▸ Aim of the task
Return the entries below verbatim. Pictures stay out.

[Stored items]
━━━━━━━━━━━━━━━━━━━━━━━━━━━━━━
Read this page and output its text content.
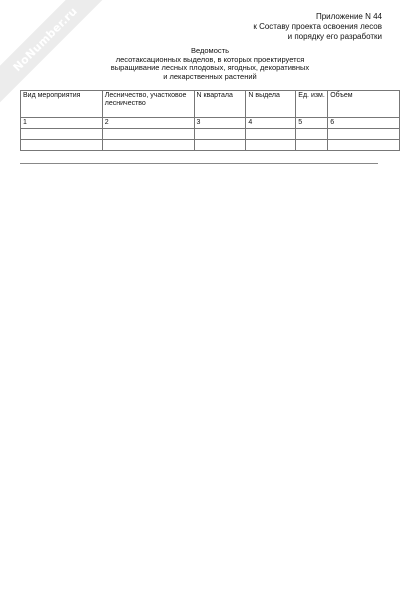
NoNumber.ru	Приложение N 44
к Составу проекта освоения лесов
и порядку его разработки
Ведомость
лесотаксационных выделов, в которых проектируется
выращивание лесных плодовых, ягодных, декоративных
и лекарственных растений
Вид мероприятия	Лесничество, участковое лесничество	N квартала	N выдела	Ед. изм.	Объем
1	2	3	4	5	6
━━━━━━━━━━━━━━━━━━━━━━━━━━━━━━
▸ Solution to this exercise
Read this page and output its text content.
NoNumber.ru	Приложение N 44
к Составу проекта освоения лесов
и порядку его разработки
Ведомость
лесотаксационных выделов, в которых проектируется
выращивание лесных плодовых, ягодных, декоративных
и лекарственных растений
Вид мероприятия	Лесничество, участковое лесничество	N квартала	N выдела	Ед. изм.	Объем
1	2	3	4	5	6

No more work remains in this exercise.